--- AIM OF THE TASK ---
Copy out all the lines where "ৰণৱজ" shows up.

Saved entries:
★ ★ ★ ★

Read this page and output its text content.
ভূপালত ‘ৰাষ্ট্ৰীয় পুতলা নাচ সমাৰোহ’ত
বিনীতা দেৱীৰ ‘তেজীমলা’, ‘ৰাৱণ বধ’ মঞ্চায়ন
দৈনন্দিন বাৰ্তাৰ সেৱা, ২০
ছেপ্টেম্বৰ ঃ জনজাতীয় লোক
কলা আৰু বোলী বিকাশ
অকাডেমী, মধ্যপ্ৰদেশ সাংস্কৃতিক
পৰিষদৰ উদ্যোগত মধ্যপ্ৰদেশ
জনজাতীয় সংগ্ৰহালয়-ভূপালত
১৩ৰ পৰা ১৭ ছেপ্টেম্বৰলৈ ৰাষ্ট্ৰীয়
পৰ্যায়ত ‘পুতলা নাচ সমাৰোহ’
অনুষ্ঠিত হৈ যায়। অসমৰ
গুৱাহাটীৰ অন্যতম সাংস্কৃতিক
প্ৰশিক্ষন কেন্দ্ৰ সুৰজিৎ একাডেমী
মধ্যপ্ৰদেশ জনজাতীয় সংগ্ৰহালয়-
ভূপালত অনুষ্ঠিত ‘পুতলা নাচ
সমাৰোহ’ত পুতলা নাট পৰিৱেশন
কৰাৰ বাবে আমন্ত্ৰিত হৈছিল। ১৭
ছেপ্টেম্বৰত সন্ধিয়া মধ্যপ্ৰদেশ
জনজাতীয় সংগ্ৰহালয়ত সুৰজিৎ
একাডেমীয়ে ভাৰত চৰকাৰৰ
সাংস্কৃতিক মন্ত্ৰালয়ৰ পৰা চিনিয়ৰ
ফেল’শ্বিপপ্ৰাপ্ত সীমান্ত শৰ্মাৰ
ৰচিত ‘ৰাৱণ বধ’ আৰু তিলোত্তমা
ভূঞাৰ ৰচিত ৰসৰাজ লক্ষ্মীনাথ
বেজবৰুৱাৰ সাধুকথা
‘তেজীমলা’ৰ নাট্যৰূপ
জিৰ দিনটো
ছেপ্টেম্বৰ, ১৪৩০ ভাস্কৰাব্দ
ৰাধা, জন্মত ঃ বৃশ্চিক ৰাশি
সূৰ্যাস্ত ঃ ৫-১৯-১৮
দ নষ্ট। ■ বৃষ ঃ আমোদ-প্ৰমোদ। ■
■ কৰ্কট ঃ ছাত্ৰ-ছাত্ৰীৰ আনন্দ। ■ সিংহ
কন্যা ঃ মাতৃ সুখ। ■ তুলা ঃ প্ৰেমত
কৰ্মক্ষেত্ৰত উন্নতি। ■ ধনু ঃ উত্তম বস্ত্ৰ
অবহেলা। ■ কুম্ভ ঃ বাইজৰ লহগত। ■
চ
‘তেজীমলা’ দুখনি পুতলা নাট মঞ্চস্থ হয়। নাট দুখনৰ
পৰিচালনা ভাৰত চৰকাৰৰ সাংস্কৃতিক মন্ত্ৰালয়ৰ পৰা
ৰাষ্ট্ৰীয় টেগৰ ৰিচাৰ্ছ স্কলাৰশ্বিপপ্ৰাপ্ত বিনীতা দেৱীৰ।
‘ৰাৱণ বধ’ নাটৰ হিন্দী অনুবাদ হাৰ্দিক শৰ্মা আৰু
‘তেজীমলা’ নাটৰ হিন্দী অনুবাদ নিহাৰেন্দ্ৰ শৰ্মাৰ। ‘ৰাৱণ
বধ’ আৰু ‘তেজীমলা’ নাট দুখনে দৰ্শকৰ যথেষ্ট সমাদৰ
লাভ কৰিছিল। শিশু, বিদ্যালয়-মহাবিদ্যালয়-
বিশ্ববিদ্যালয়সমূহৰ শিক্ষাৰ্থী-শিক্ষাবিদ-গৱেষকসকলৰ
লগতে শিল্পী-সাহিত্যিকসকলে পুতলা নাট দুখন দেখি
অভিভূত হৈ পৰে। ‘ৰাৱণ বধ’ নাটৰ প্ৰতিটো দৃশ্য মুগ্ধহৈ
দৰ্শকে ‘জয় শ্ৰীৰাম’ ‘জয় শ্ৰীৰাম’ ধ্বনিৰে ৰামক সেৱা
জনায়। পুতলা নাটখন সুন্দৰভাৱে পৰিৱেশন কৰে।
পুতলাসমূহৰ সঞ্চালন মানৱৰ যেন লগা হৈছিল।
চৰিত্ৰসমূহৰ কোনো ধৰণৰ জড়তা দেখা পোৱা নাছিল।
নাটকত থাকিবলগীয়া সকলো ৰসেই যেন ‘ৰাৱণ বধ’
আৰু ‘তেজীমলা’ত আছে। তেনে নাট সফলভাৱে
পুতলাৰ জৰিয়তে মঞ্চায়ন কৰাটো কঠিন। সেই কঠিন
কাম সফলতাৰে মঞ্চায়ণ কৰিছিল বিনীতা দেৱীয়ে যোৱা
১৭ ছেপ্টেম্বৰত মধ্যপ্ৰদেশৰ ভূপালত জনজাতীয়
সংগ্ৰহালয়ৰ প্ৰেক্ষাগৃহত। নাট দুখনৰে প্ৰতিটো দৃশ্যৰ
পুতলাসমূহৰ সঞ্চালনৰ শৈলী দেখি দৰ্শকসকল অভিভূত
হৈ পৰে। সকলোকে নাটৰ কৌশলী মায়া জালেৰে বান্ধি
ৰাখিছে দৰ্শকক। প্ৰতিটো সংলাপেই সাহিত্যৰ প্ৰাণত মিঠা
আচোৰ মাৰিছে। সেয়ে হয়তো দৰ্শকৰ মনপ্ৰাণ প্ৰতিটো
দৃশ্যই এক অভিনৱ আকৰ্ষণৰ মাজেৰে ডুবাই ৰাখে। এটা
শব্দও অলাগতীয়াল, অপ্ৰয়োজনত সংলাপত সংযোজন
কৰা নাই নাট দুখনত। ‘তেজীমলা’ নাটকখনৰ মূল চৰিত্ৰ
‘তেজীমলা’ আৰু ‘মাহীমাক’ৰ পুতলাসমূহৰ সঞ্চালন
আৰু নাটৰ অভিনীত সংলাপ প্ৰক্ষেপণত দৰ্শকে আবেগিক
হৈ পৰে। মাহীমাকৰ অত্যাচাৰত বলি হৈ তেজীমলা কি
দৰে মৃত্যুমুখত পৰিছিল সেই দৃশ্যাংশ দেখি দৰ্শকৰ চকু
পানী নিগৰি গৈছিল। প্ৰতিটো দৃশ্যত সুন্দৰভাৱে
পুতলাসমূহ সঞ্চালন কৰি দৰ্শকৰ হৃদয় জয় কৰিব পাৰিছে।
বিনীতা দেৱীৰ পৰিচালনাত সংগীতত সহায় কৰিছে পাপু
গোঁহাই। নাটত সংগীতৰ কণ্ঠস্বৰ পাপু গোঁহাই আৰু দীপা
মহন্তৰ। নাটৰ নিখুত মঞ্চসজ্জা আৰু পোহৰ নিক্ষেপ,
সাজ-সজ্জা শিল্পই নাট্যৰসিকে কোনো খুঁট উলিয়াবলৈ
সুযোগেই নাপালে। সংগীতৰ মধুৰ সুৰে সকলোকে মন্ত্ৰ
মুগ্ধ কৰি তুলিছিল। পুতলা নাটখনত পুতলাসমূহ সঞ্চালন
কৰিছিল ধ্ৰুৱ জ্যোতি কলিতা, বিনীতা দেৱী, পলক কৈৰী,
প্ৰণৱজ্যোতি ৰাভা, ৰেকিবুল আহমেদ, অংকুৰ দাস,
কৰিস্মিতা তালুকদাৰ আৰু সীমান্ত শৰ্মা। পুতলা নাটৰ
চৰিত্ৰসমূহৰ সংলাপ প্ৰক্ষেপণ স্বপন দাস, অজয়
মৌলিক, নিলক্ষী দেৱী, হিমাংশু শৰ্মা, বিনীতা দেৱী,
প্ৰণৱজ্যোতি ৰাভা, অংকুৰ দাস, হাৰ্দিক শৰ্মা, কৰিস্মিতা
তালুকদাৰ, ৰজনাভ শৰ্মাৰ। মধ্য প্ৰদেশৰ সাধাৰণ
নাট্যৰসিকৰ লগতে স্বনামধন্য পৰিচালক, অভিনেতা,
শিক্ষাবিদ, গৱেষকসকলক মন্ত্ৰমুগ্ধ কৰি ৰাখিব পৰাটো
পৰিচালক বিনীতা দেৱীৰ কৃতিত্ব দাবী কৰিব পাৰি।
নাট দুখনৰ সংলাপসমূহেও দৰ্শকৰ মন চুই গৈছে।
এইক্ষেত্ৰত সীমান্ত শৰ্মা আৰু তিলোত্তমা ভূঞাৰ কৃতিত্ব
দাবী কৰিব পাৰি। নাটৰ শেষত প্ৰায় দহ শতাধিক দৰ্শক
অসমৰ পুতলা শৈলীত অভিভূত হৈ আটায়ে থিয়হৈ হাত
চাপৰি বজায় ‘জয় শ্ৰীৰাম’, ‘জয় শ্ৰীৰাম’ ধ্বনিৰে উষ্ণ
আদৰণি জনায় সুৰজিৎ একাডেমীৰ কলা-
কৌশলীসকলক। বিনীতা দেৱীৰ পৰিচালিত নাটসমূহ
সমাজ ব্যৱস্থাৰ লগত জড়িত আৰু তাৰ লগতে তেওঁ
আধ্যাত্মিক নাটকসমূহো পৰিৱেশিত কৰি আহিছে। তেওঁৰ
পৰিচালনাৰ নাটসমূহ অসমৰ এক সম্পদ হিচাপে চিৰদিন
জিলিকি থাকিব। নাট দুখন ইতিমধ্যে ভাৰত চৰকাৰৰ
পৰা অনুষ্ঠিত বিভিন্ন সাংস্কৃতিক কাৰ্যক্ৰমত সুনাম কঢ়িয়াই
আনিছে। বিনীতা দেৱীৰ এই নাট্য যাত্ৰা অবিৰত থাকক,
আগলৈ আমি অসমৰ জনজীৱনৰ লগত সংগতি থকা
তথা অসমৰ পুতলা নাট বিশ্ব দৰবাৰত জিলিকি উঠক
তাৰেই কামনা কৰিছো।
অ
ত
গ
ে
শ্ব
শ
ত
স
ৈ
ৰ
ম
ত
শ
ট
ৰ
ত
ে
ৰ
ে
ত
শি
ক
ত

★ ★ ★ ★

--- RESPONSE ---
প্ৰণৱজ্যোতি ৰাভা, ৰেকিবুল আহমেদ, অংকুৰ দাস,
প্ৰণৱজ্যোতি ৰাভা, অংকুৰ দাস, হাৰ্দিক শৰ্মা, কৰিস্মিতা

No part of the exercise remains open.